— Exercise inputs —
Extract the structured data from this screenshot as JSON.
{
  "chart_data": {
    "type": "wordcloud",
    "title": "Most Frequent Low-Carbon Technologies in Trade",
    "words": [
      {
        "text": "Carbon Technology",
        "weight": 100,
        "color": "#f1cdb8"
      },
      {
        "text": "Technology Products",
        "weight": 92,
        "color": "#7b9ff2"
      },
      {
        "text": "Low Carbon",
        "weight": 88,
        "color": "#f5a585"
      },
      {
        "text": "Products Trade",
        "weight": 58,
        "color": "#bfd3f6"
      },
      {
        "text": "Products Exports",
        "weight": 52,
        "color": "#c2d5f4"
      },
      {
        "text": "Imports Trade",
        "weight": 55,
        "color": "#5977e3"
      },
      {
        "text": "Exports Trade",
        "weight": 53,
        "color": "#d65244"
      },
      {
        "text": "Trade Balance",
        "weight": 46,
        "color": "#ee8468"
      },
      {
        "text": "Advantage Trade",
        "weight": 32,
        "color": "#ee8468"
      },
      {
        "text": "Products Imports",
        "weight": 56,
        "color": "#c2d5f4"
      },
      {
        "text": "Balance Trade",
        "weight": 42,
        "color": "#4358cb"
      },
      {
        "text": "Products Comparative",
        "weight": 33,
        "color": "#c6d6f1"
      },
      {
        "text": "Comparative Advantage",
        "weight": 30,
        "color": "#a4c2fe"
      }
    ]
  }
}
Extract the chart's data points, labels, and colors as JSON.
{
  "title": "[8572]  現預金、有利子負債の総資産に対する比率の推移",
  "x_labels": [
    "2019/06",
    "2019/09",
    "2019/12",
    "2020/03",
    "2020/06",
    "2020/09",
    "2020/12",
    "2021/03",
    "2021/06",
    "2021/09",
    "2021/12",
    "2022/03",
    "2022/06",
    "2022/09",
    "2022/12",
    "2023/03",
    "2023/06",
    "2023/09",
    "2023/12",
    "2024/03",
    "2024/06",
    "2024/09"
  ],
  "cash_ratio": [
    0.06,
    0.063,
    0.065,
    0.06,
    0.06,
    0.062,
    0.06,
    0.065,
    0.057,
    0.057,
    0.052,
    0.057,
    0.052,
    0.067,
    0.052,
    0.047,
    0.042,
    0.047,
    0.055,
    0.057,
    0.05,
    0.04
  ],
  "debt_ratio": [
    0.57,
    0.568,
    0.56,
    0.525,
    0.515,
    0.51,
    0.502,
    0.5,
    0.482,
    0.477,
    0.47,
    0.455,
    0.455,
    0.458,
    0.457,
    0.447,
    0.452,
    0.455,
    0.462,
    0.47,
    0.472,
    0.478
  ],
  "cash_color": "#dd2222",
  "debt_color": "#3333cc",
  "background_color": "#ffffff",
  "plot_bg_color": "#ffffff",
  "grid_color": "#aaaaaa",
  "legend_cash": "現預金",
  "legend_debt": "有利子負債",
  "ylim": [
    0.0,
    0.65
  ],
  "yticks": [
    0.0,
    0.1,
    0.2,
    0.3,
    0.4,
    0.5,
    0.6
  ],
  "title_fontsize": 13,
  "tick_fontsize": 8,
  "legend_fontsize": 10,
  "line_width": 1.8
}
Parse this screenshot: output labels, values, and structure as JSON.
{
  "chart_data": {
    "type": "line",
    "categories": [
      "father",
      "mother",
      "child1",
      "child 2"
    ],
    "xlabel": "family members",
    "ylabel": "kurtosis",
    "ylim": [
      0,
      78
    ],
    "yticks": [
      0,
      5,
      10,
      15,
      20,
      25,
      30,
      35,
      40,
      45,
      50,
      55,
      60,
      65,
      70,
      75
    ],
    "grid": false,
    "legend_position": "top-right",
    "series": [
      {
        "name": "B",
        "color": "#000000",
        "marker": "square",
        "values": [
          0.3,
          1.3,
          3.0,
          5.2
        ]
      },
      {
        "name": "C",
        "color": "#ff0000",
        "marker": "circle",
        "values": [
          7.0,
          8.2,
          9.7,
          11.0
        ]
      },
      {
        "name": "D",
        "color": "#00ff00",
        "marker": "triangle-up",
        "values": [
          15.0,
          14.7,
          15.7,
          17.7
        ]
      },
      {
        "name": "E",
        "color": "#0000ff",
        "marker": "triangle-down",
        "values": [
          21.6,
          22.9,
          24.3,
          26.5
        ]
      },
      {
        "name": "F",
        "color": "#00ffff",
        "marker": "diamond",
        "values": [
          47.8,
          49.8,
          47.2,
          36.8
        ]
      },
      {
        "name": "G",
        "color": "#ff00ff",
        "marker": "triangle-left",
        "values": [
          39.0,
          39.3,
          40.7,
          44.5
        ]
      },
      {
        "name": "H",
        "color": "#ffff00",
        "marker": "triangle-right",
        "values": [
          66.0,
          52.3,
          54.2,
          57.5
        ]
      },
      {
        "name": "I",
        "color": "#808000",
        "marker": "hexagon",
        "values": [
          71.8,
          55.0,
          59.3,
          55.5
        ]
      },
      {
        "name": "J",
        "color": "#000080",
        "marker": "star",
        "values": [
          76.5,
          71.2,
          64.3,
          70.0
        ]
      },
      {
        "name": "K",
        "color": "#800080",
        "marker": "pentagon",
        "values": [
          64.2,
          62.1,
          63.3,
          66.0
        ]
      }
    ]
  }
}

— Exercise —
Print every record exactly as it was given.

— Reply —
Extract the structured data from this screenshot as JSON.
{
  "chart_data": {
    "type": "wordcloud",
    "title": "Most Frequent Low-Carbon Technologies in Trade",
    "words": [
      {
        "text": "Carbon Technology",
        "weight": 100,
        "color": "#f1cdb8"
      },
      {
        "text": "Technology Products",
        "weight": 92,
        "color": "#7b9ff2"
      },
      {
        "text": "Low Carbon",
        "weight": 88,
        "color": "#f5a585"
      },
      {
        "text": "Products Trade",
        "weight": 58,
        "color": "#bfd3f6"
      },
      {
        "text": "Products Exports",
        "weight": 52,
        "color": "#c2d5f4"
      },
      {
        "text": "Imports Trade",
        "weight": 55,
        "color": "#5977e3"
      },
      {
        "text": "Exports Trade",
        "weight": 53,
        "color": "#d65244"
      },
      {
        "text": "Trade Balance",
        "weight": 46,
        "color": "#ee8468"
      },
      {
        "text": "Advantage Trade",
        "weight": 32,
        "color": "#ee8468"
      },
      {
        "text": "Products Imports",
        "weight": 56,
        "color": "#c2d5f4"
      },
      {
        "text": "Balance Trade",
        "weight": 42,
        "color": "#4358cb"
      },
      {
        "text": "Products Comparative",
        "weight": 33,
        "color": "#c6d6f1"
      },
      {
        "text": "Comparative Advantage",
        "weight": 30,
        "color": "#a4c2fe"
      }
    ]
  }
}
Extract the chart's data points, labels, and colors as JSON.
{
  "title": "[8572]  現預金、有利子負債の総資産に対する比率の推移",
  "x_labels": [
    "2019/06",
    "2019/09",
    "2019/12",
    "2020/03",
    "2020/06",
    "2020/09",
    "2020/12",
    "2021/03",
    "2021/06",
    "2021/09",
    "2021/12",
    "2022/03",
    "2022/06",
    "2022/09",
    "2022/12",
    "2023/03",
    "2023/06",
    "2023/09",
    "2023/12",
    "2024/03",
    "2024/06",
    "2024/09"
  ],
  "cash_ratio": [
    0.06,
    0.063,
    0.065,
    0.06,
    0.06,
    0.062,
    0.06,
    0.065,
    0.057,
    0.057,
    0.052,
    0.057,
    0.052,
    0.067,
    0.052,
    0.047,
    0.042,
    0.047,
    0.055,
    0.057,
    0.05,
    0.04
  ],
  "debt_ratio": [
    0.57,
    0.568,
    0.56,
    0.525,
    0.515,
    0.51,
    0.502,
    0.5,
    0.482,
    0.477,
    0.47,
    0.455,
    0.455,
    0.458,
    0.457,
    0.447,
    0.452,
    0.455,
    0.462,
    0.47,
    0.472,
    0.478
  ],
  "cash_color": "#dd2222",
  "debt_color": "#3333cc",
  "background_color": "#ffffff",
  "plot_bg_color": "#ffffff",
  "grid_color": "#aaaaaa",
  "legend_cash": "現預金",
  "legend_debt": "有利子負債",
  "ylim": [
    0.0,
    0.65
  ],
  "yticks": [
    0.0,
    0.1,
    0.2,
    0.3,
    0.4,
    0.5,
    0.6
  ],
  "title_fontsize": 13,
  "tick_fontsize": 8,
  "legend_fontsize": 10,
  "line_width": 1.8
}
Parse this screenshot: output labels, values, and structure as JSON.
{
  "chart_data": {
    "type": "line",
    "categories": [
      "father",
      "mother",
      "child1",
      "child 2"
    ],
    "xlabel": "family members",
    "ylabel": "kurtosis",
    "ylim": [
      0,
      78
    ],
    "yticks": [
      0,
      5,
      10,
      15,
      20,
      25,
      30,
      35,
      40,
      45,
      50,
      55,
      60,
      65,
      70,
      75
    ],
    "grid": false,
    "legend_position": "top-right",
    "series": [
      {
        "name": "B",
        "color": "#000000",
        "marker": "square",
        "values": [
          0.3,
          1.3,
          3.0,
          5.2
        ]
      },
      {
        "name": "C",
        "color": "#ff0000",
        "marker": "circle",
        "values": [
          7.0,
          8.2,
          9.7,
          11.0
        ]
      },
      {
        "name": "D",
        "color": "#00ff00",
        "marker": "triangle-up",
        "values": [
          15.0,
          14.7,
          15.7,
          17.7
        ]
      },
      {
        "name": "E",
        "color": "#0000ff",
        "marker": "triangle-down",
        "values": [
          21.6,
          22.9,
          24.3,
          26.5
        ]
      },
      {
        "name": "F",
        "color": "#00ffff",
        "marker": "diamond",
        "values": [
          47.8,
          49.8,
          47.2,
          36.8
        ]
      },
      {
        "name": "G",
        "color": "#ff00ff",
        "marker": "triangle-left",
        "values": [
          39.0,
          39.3,
          40.7,
          44.5
        ]
      },
      {
        "name": "H",
        "color": "#ffff00",
        "marker": "triangle-right",
        "values": [
          66.0,
          52.3,
          54.2,
          57.5
        ]
      },
      {
        "name": "I",
        "color": "#808000",
        "marker": "hexagon",
        "values": [
          71.8,
          55.0,
          59.3,
          55.5
        ]
      },
      {
        "name": "J",
        "color": "#000080",
        "marker": "star",
        "values": [
          76.5,
          71.2,
          64.3,
          70.0
        ]
      },
      {
        "name": "K",
        "color": "#800080",
        "marker": "pentagon",
        "values": [
          64.2,
          62.1,
          63.3,
          66.0
        ]
      }
    ]
  }
}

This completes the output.